=== Data shown ===
========================================
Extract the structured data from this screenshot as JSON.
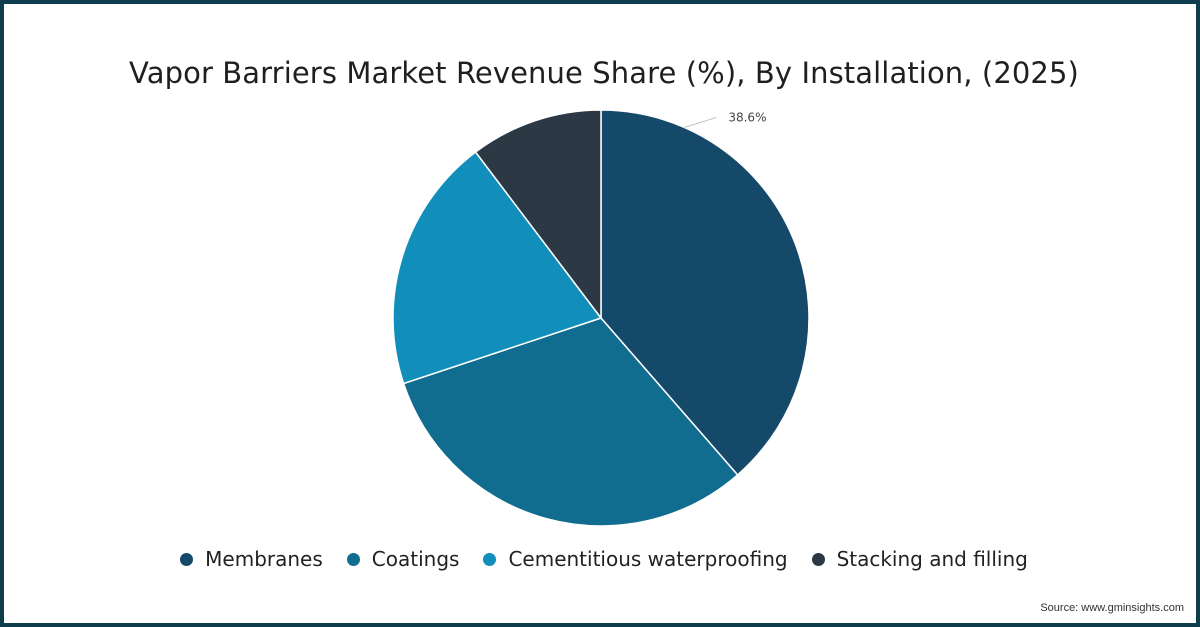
{
  "chart_data": {
    "type": "pie",
    "title": "Vapor Barriers Market Revenue Share (%), By Installation, (2025)",
    "categories": [
      "Membranes",
      "Coatings",
      "Cementitious waterproofing",
      "Stacking and filling"
    ],
    "values": [
      38.6,
      31.3,
      19.8,
      10.3
    ],
    "colors": [
      "#15496a",
      "#116d8f",
      "#118fba",
      "#2c3944"
    ],
    "data_labels": [
      {
        "category": "Membranes",
        "text": "38.6%"
      }
    ],
    "legend_position": "bottom"
  },
  "source": "Source: www.gminsights.com"
}
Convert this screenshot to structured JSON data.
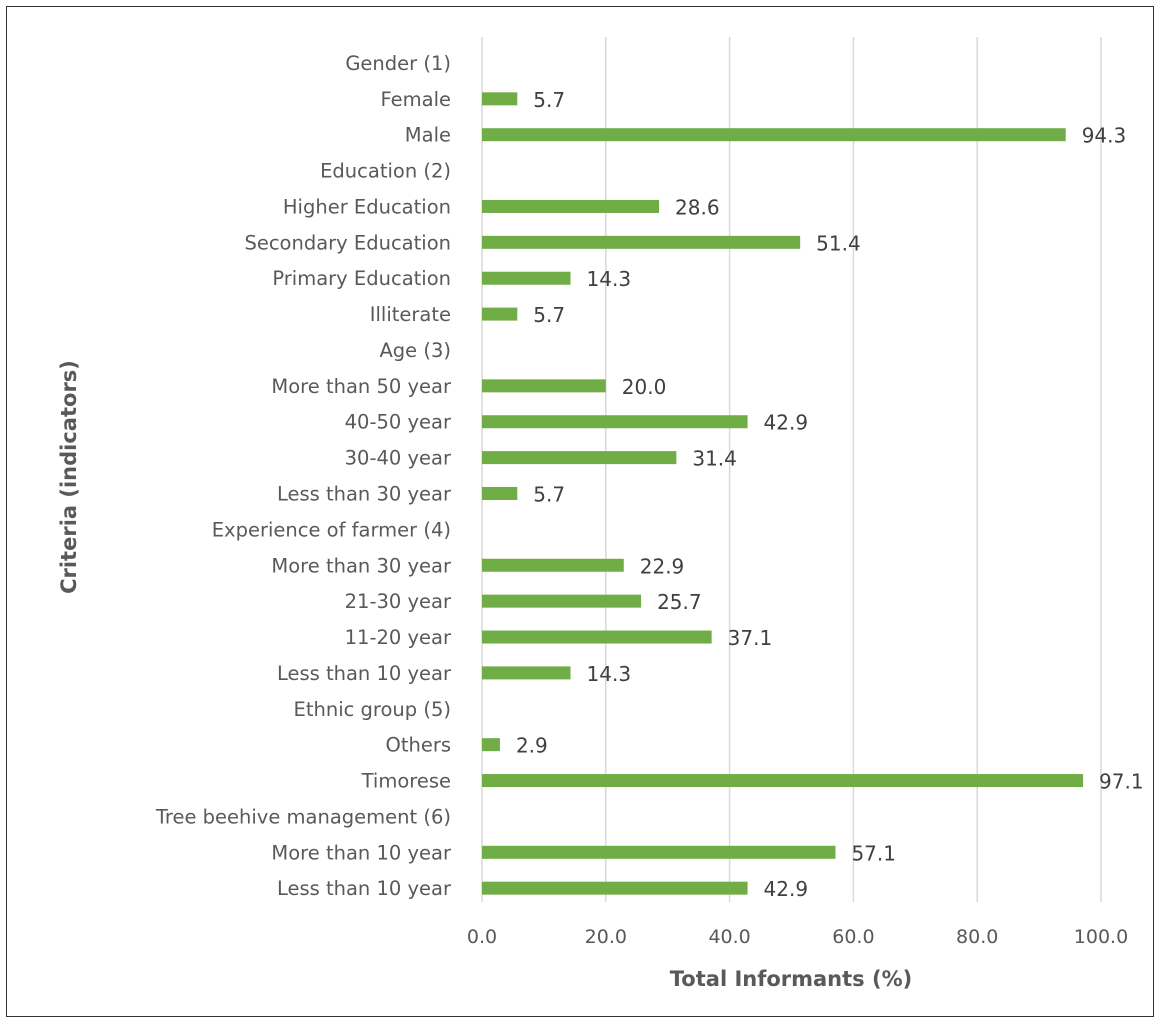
{
  "chart_data": {
    "type": "bar",
    "orientation": "horizontal",
    "xlabel": "Total Informants (%)",
    "ylabel": "Criteria (indicators)",
    "xlim": [
      0,
      120
    ],
    "xticks": [
      "0.0",
      "20.0",
      "40.0",
      "60.0",
      "80.0",
      "100.0",
      "120.0"
    ],
    "grid": "vertical",
    "bar_color": "#70AD47",
    "categories": [
      "Gender (1)",
      "Female",
      "Male",
      "Education (2)",
      "Higher Education",
      "Secondary Education",
      "Primary Education",
      "Illiterate",
      "Age (3)",
      "More than 50 year",
      "40-50 year",
      "30-40 year",
      "Less than 30 year",
      "Experience of farmer (4)",
      "More than 30 year",
      "21-30 year",
      "11-20 year",
      "Less than 10 year",
      "Ethnic group (5)",
      "Others",
      "Timorese",
      "Tree beehive management (6)",
      "More than 10 year",
      "Less than 10 year"
    ],
    "values": [
      null,
      5.7,
      94.3,
      null,
      28.6,
      51.4,
      14.3,
      5.7,
      null,
      20.0,
      42.9,
      31.4,
      5.7,
      null,
      22.9,
      25.7,
      37.1,
      14.3,
      null,
      2.9,
      97.1,
      null,
      57.1,
      42.9
    ],
    "data_labels": [
      "",
      "5.7",
      "94.3",
      "",
      "28.6",
      "51.4",
      "14.3",
      "5.7",
      "",
      "20.0",
      "42.9",
      "31.4",
      "5.7",
      "",
      "22.9",
      "25.7",
      "37.1",
      "14.3",
      "",
      "2.9",
      "97.1",
      "",
      "57.1",
      "42.9"
    ]
  }
}
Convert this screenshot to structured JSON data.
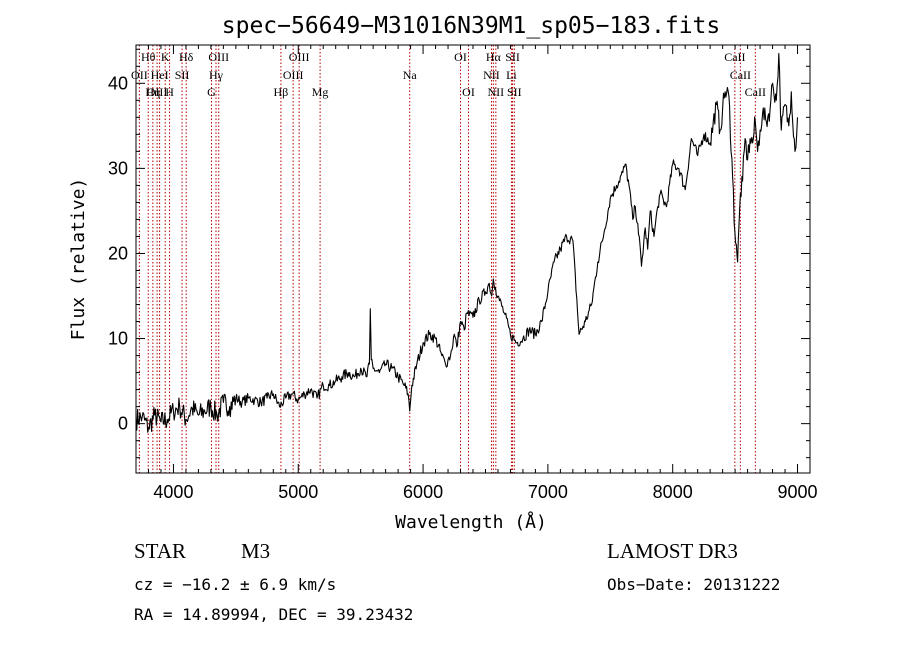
{
  "chart_data": {
    "type": "line",
    "title": "spec−56649−M31016N39M1_sp05−183.fits",
    "xlabel": "Wavelength (Å)",
    "ylabel": "Flux (relative)",
    "xlim": [
      3700,
      9100
    ],
    "ylim": [
      -5.8,
      44.5
    ],
    "xticks": [
      4000,
      5000,
      6000,
      7000,
      8000,
      9000
    ],
    "yticks": [
      0,
      10,
      20,
      30,
      40
    ],
    "line_color": "#000000",
    "marker_color": "#b40000",
    "spectrum": {
      "x": [
        3700,
        3750,
        3800,
        3850,
        3900,
        3950,
        4000,
        4050,
        4100,
        4150,
        4200,
        4250,
        4300,
        4350,
        4400,
        4450,
        4500,
        4550,
        4600,
        4650,
        4700,
        4750,
        4800,
        4850,
        4900,
        4950,
        5000,
        5050,
        5100,
        5150,
        5200,
        5250,
        5300,
        5350,
        5400,
        5450,
        5500,
        5550,
        5570,
        5577,
        5585,
        5600,
        5650,
        5700,
        5750,
        5800,
        5850,
        5880,
        5893,
        5910,
        5950,
        6000,
        6050,
        6100,
        6150,
        6180,
        6200,
        6220,
        6250,
        6270,
        6300,
        6330,
        6350,
        6400,
        6450,
        6500,
        6530,
        6550,
        6563,
        6580,
        6600,
        6650,
        6700,
        6750,
        6800,
        6850,
        6900,
        6950,
        7000,
        7050,
        7100,
        7150,
        7200,
        7250,
        7300,
        7350,
        7400,
        7450,
        7500,
        7550,
        7600,
        7620,
        7650,
        7680,
        7700,
        7720,
        7750,
        7780,
        7800,
        7820,
        7850,
        7880,
        7900,
        7950,
        8000,
        8050,
        8100,
        8150,
        8200,
        8250,
        8300,
        8350,
        8380,
        8400,
        8420,
        8450,
        8480,
        8498,
        8510,
        8520,
        8542,
        8560,
        8580,
        8600,
        8620,
        8640,
        8662,
        8680,
        8700,
        8720,
        8750,
        8780,
        8800,
        8830,
        8850,
        8870,
        8900,
        8930,
        8950,
        8980,
        9000
      ],
      "y": [
        0.5,
        0.8,
        -0.5,
        1.0,
        0.2,
        0.5,
        1.5,
        2.0,
        0.5,
        1.8,
        1.0,
        1.5,
        2.0,
        1.0,
        2.5,
        2.0,
        3.0,
        2.5,
        3.0,
        2.8,
        2.5,
        3.0,
        3.5,
        2.0,
        3.0,
        3.5,
        2.8,
        3.5,
        4.0,
        3.0,
        4.5,
        4.5,
        5.0,
        5.5,
        6.0,
        5.5,
        6.5,
        5.5,
        7.0,
        13.5,
        7.5,
        6.5,
        6.0,
        7.0,
        6.5,
        5.5,
        4.5,
        3.5,
        1.5,
        4.5,
        7.0,
        9.5,
        10.5,
        10.0,
        8.0,
        7.0,
        7.5,
        8.0,
        10.5,
        9.0,
        12.0,
        11.0,
        13.0,
        12.5,
        14.5,
        15.5,
        16.5,
        15.0,
        17.0,
        16.0,
        15.0,
        13.0,
        10.5,
        9.5,
        10.0,
        11.0,
        10.5,
        12.0,
        15.5,
        19.0,
        20.5,
        22.0,
        21.5,
        10.5,
        12.0,
        14.0,
        19.0,
        22.5,
        26.5,
        28.0,
        29.5,
        30.5,
        28.0,
        24.0,
        25.5,
        23.5,
        18.5,
        23.0,
        20.5,
        25.0,
        22.0,
        25.5,
        27.0,
        25.5,
        30.5,
        30.0,
        27.5,
        33.5,
        31.5,
        34.0,
        33.0,
        37.5,
        34.5,
        37.0,
        39.0,
        38.5,
        29.0,
        22.5,
        21.0,
        19.0,
        27.0,
        28.5,
        33.5,
        31.0,
        33.5,
        33.0,
        35.5,
        32.0,
        34.5,
        36.5,
        35.5,
        37.0,
        40.0,
        38.0,
        43.5,
        34.5,
        37.5,
        35.0,
        39.0,
        32.0,
        36.0
      ]
    },
    "lines": [
      {
        "label": "Hθ",
        "x": 3798,
        "row": 1
      },
      {
        "label": "OII",
        "x": 3727,
        "row": 2
      },
      {
        "label": "OIII",
        "x": 3869,
        "row": 3
      },
      {
        "label": "Hη",
        "x": 3835,
        "row": 3
      },
      {
        "label": "HeI",
        "x": 3889,
        "row": 2
      },
      {
        "label": "K",
        "x": 3934,
        "row": 1
      },
      {
        "label": "H",
        "x": 3969,
        "row": 3
      },
      {
        "label": "SII",
        "x": 4069,
        "row": 2
      },
      {
        "label": "Hδ",
        "x": 4102,
        "row": 1
      },
      {
        "label": "OIII",
        "x": 4363,
        "row": 1
      },
      {
        "label": "Hγ",
        "x": 4341,
        "row": 2
      },
      {
        "label": "G",
        "x": 4305,
        "row": 3
      },
      {
        "label": "Hβ",
        "x": 4861,
        "row": 3
      },
      {
        "label": "OIII",
        "x": 4959,
        "row": 2
      },
      {
        "label": "OIII",
        "x": 5007,
        "row": 1
      },
      {
        "label": "Mg",
        "x": 5175,
        "row": 3
      },
      {
        "label": "Na",
        "x": 5893,
        "row": 2
      },
      {
        "label": "OI",
        "x": 6300,
        "row": 1
      },
      {
        "label": "OI",
        "x": 6364,
        "row": 3
      },
      {
        "label": "Hα",
        "x": 6563,
        "row": 1
      },
      {
        "label": "NII",
        "x": 6548,
        "row": 2
      },
      {
        "label": "NII",
        "x": 6583,
        "row": 3
      },
      {
        "label": "SII",
        "x": 6717,
        "row": 1
      },
      {
        "label": "Li",
        "x": 6708,
        "row": 2
      },
      {
        "label": "SII",
        "x": 6731,
        "row": 3
      },
      {
        "label": "CaII",
        "x": 8498,
        "row": 1
      },
      {
        "label": "CaII",
        "x": 8542,
        "row": 2
      },
      {
        "label": "CaII",
        "x": 8662,
        "row": 3
      }
    ]
  },
  "info": {
    "object_class": "STAR",
    "subclass": "M3",
    "survey": "LAMOST DR3",
    "cz": "cz = −16.2 ± 6.9 km/s",
    "obs_date": "Obs−Date: 20131222",
    "coords": "RA =  14.89994, DEC =  39.23432"
  }
}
========================================
=== Aim ===
Identify how many lines in the entries above contain the word "Education" and provide only that figure.

=== Task solution ===
4